## begin INPUT FOR THIS TASK

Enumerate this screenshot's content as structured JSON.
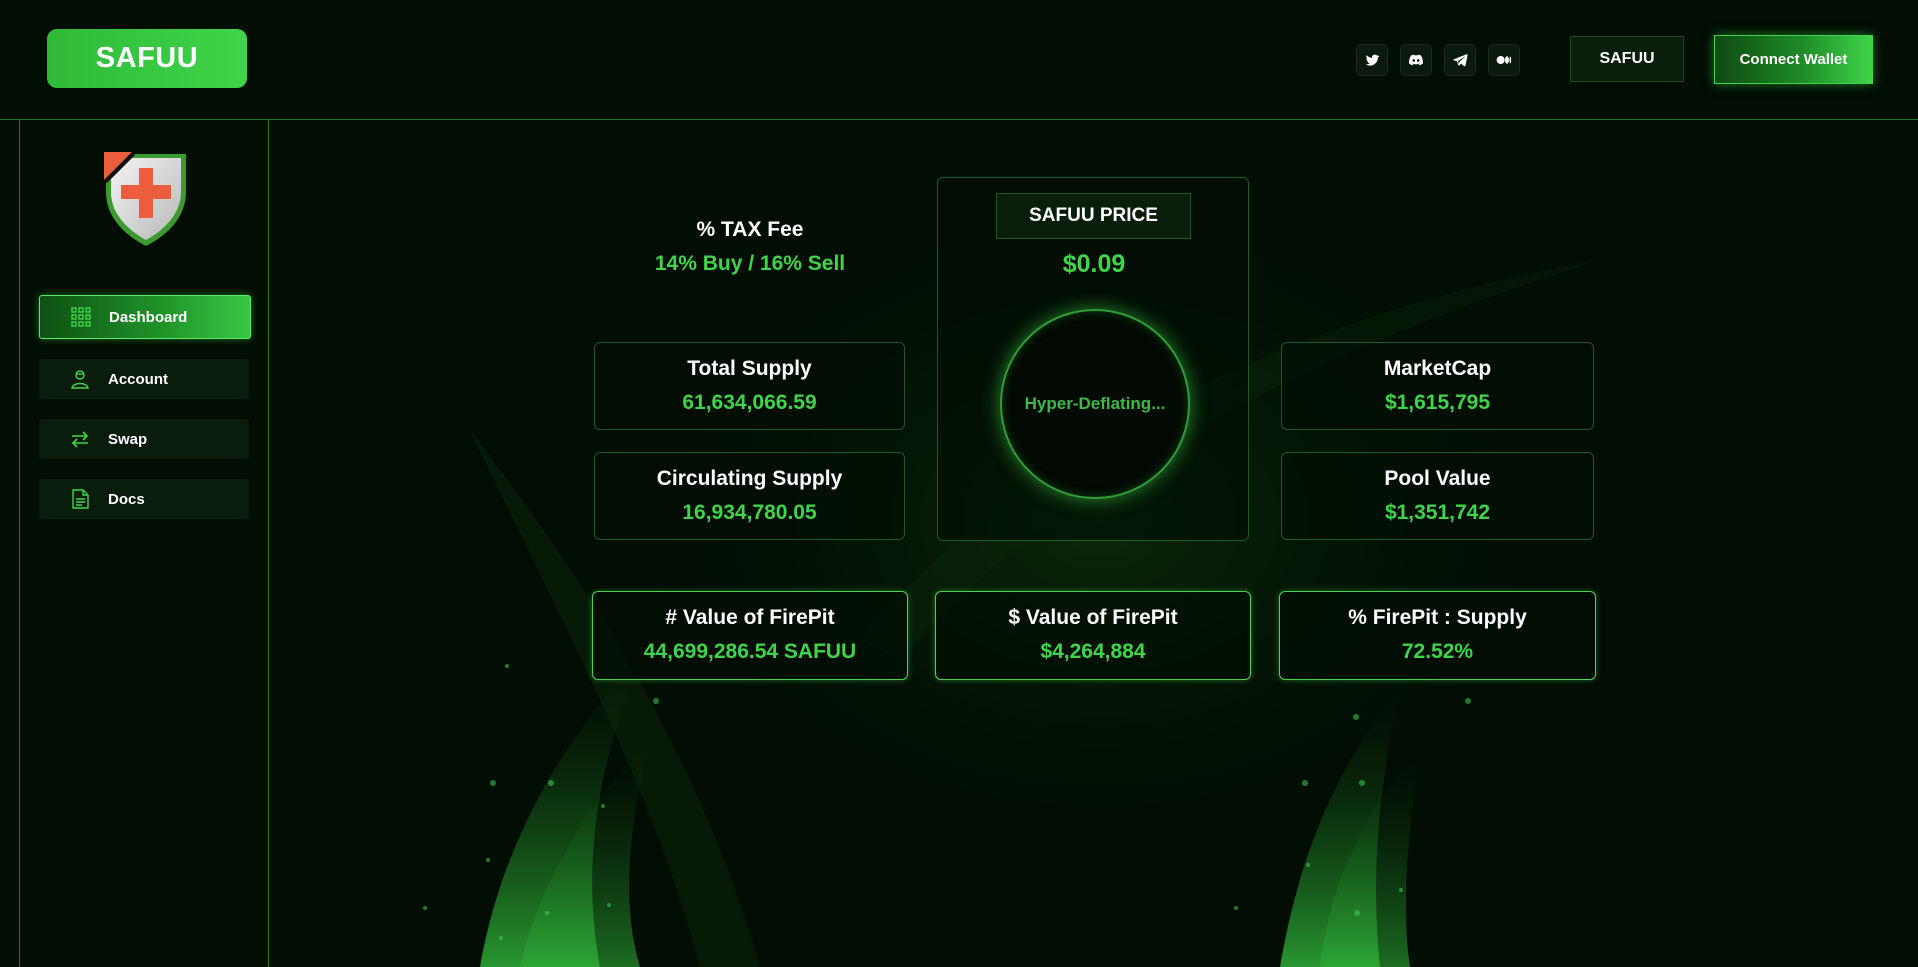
{
  "header": {
    "logo_text": "SAFUU",
    "socials": [
      {
        "icon": "twitter-icon"
      },
      {
        "icon": "discord-icon"
      },
      {
        "icon": "telegram-icon"
      },
      {
        "icon": "medium-icon"
      }
    ],
    "token_button": "SAFUU",
    "connect_button": "Connect Wallet"
  },
  "sidebar": {
    "logo_icon": "shield-cross-icon",
    "items": [
      {
        "label": "Dashboard",
        "icon": "grid-icon",
        "active": true
      },
      {
        "label": "Account",
        "icon": "user-icon",
        "active": false
      },
      {
        "label": "Swap",
        "icon": "swap-icon",
        "active": false
      },
      {
        "label": "Docs",
        "icon": "document-icon",
        "active": false
      }
    ]
  },
  "dashboard": {
    "tax": {
      "label": "% TAX Fee",
      "value": "14% Buy / 16% Sell"
    },
    "price": {
      "label": "SAFUU PRICE",
      "value": "$0.09",
      "status": "Hyper-Deflating..."
    },
    "total_supply": {
      "label": "Total Supply",
      "value": "61,634,066.59"
    },
    "circulating_supply": {
      "label": "Circulating Supply",
      "value": "16,934,780.05"
    },
    "market_cap": {
      "label": "MarketCap",
      "value": "$1,615,795"
    },
    "pool_value": {
      "label": "Pool Value",
      "value": "$1,351,742"
    },
    "firepit_amount": {
      "label": "# Value of FirePit",
      "value": "44,699,286.54 SAFUU"
    },
    "firepit_usd": {
      "label": "$ Value of FirePit",
      "value": "$4,264,884"
    },
    "firepit_ratio": {
      "label": "% FirePit : Supply",
      "value": "72.52%"
    }
  },
  "colors": {
    "background": "#020d03",
    "accent": "#3fd44a",
    "border": "#1e5a22"
  }
}
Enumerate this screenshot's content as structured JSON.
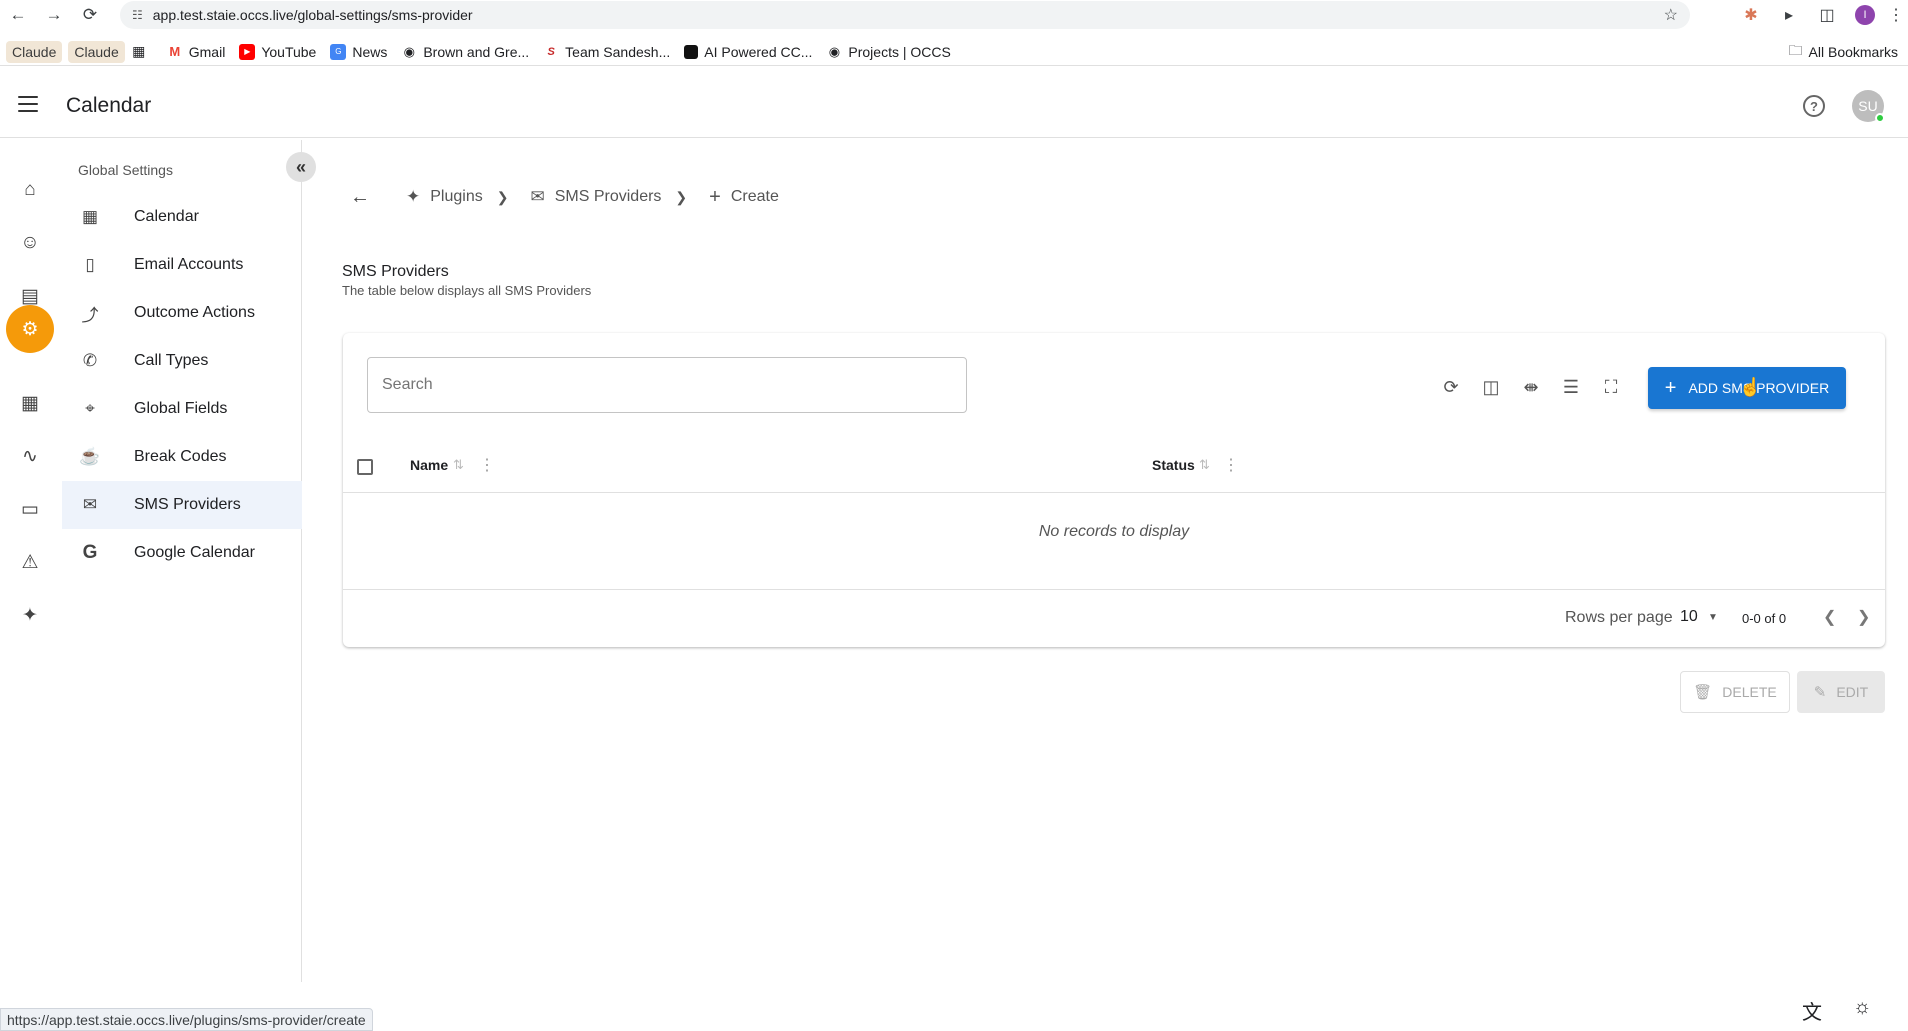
{
  "browser": {
    "url": "app.test.staie.occs.live/global-settings/sms-provider",
    "status_url": "https://app.test.staie.occs.live/plugins/sms-provider/create",
    "profile_initial": "I"
  },
  "bookmarks": [
    {
      "label": "Claude",
      "icon": "none"
    },
    {
      "label": "Claude",
      "icon": "none"
    },
    {
      "label": "",
      "icon": "apps-grid-icon"
    },
    {
      "label": "Gmail",
      "icon": "gmail-icon"
    },
    {
      "label": "YouTube",
      "icon": "youtube-icon"
    },
    {
      "label": "News",
      "icon": "news-icon"
    },
    {
      "label": "Brown and Gre...",
      "icon": "globe-icon"
    },
    {
      "label": "Team Sandesh...",
      "icon": "team-icon"
    },
    {
      "label": "AI Powered CC...",
      "icon": "dark-square-icon"
    },
    {
      "label": "Projects | OCCS",
      "icon": "globe-icon"
    }
  ],
  "bookmarks_right": "All Bookmarks",
  "header": {
    "title": "Calendar",
    "avatar": "SU"
  },
  "sidebar": {
    "title": "Global Settings",
    "items": [
      {
        "label": "Calendar",
        "icon": "calendar-icon"
      },
      {
        "label": "Email Accounts",
        "icon": "email-accounts-icon"
      },
      {
        "label": "Outcome Actions",
        "icon": "outcome-actions-icon"
      },
      {
        "label": "Call Types",
        "icon": "phone-icon"
      },
      {
        "label": "Global Fields",
        "icon": "global-fields-icon"
      },
      {
        "label": "Break Codes",
        "icon": "coffee-icon"
      },
      {
        "label": "SMS Providers",
        "icon": "sms-icon"
      },
      {
        "label": "Google Calendar",
        "icon": "google-icon"
      }
    ],
    "active_index": 6
  },
  "breadcrumb": {
    "items": [
      "Plugins",
      "SMS Providers",
      "Create"
    ]
  },
  "page": {
    "title": "SMS Providers",
    "subtitle": "The table below displays all SMS Providers"
  },
  "table": {
    "search_placeholder": "Search",
    "add_button": "ADD SMS PROVIDER",
    "columns": [
      "Name",
      "Status"
    ],
    "empty_message": "No records to display",
    "rows_per_page_label": "Rows per page",
    "rows_per_page": "10",
    "range": "0-0 of 0"
  },
  "actions": {
    "delete": "DELETE",
    "edit": "EDIT"
  },
  "colors": {
    "accent": "#1976d2",
    "rail_active": "#f59a0a"
  }
}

## end INPUT FOR THIS TASK

## WHAT YOU ARE ASKED TO DO
All the lines above are to be given again exactly as they read, with the pictures removed.

## EXERCISE OUTPUT
Enumerate this screenshot's content as structured JSON.
{
  "header": {
    "logo_text": "SAFUU",
    "socials": [
      {
        "icon": "twitter-icon"
      },
      {
        "icon": "discord-icon"
      },
      {
        "icon": "telegram-icon"
      },
      {
        "icon": "medium-icon"
      }
    ],
    "token_button": "SAFUU",
    "connect_button": "Connect Wallet"
  },
  "sidebar": {
    "logo_icon": "shield-cross-icon",
    "items": [
      {
        "label": "Dashboard",
        "icon": "grid-icon",
        "active": true
      },
      {
        "label": "Account",
        "icon": "user-icon",
        "active": false
      },
      {
        "label": "Swap",
        "icon": "swap-icon",
        "active": false
      },
      {
        "label": "Docs",
        "icon": "document-icon",
        "active": false
      }
    ]
  },
  "dashboard": {
    "tax": {
      "label": "% TAX Fee",
      "value": "14% Buy / 16% Sell"
    },
    "price": {
      "label": "SAFUU PRICE",
      "value": "$0.09",
      "status": "Hyper-Deflating..."
    },
    "total_supply": {
      "label": "Total Supply",
      "value": "61,634,066.59"
    },
    "circulating_supply": {
      "label": "Circulating Supply",
      "value": "16,934,780.05"
    },
    "market_cap": {
      "label": "MarketCap",
      "value": "$1,615,795"
    },
    "pool_value": {
      "label": "Pool Value",
      "value": "$1,351,742"
    },
    "firepit_amount": {
      "label": "# Value of FirePit",
      "value": "44,699,286.54 SAFUU"
    },
    "firepit_usd": {
      "label": "$ Value of FirePit",
      "value": "$4,264,884"
    },
    "firepit_ratio": {
      "label": "% FirePit : Supply",
      "value": "72.52%"
    }
  },
  "colors": {
    "background": "#020d03",
    "accent": "#3fd44a",
    "border": "#1e5a22"
  }
}
Enumerate this screenshot's content as structured JSON.
{
  "browser": {
    "url": "app.test.staie.occs.live/global-settings/sms-provider",
    "status_url": "https://app.test.staie.occs.live/plugins/sms-provider/create",
    "profile_initial": "I"
  },
  "bookmarks": [
    {
      "label": "Claude",
      "icon": "none"
    },
    {
      "label": "Claude",
      "icon": "none"
    },
    {
      "label": "",
      "icon": "apps-grid-icon"
    },
    {
      "label": "Gmail",
      "icon": "gmail-icon"
    },
    {
      "label": "YouTube",
      "icon": "youtube-icon"
    },
    {
      "label": "News",
      "icon": "news-icon"
    },
    {
      "label": "Brown and Gre...",
      "icon": "globe-icon"
    },
    {
      "label": "Team Sandesh...",
      "icon": "team-icon"
    },
    {
      "label": "AI Powered CC...",
      "icon": "dark-square-icon"
    },
    {
      "label": "Projects | OCCS",
      "icon": "globe-icon"
    }
  ],
  "bookmarks_right": "All Bookmarks",
  "header": {
    "title": "Calendar",
    "avatar": "SU"
  },
  "sidebar": {
    "title": "Global Settings",
    "items": [
      {
        "label": "Calendar",
        "icon": "calendar-icon"
      },
      {
        "label": "Email Accounts",
        "icon": "email-accounts-icon"
      },
      {
        "label": "Outcome Actions",
        "icon": "outcome-actions-icon"
      },
      {
        "label": "Call Types",
        "icon": "phone-icon"
      },
      {
        "label": "Global Fields",
        "icon": "global-fields-icon"
      },
      {
        "label": "Break Codes",
        "icon": "coffee-icon"
      },
      {
        "label": "SMS Providers",
        "icon": "sms-icon"
      },
      {
        "label": "Google Calendar",
        "icon": "google-icon"
      }
    ],
    "active_index": 6
  },
  "breadcrumb": {
    "items": [
      "Plugins",
      "SMS Providers",
      "Create"
    ]
  },
  "page": {
    "title": "SMS Providers",
    "subtitle": "The table below displays all SMS Providers"
  },
  "table": {
    "search_placeholder": "Search",
    "add_button": "ADD SMS PROVIDER",
    "columns": [
      "Name",
      "Status"
    ],
    "empty_message": "No records to display",
    "rows_per_page_label": "Rows per page",
    "rows_per_page": "10",
    "range": "0-0 of 0"
  },
  "actions": {
    "delete": "DELETE",
    "edit": "EDIT"
  },
  "colors": {
    "accent": "#1976d2",
    "rail_active": "#f59a0a"
  }
}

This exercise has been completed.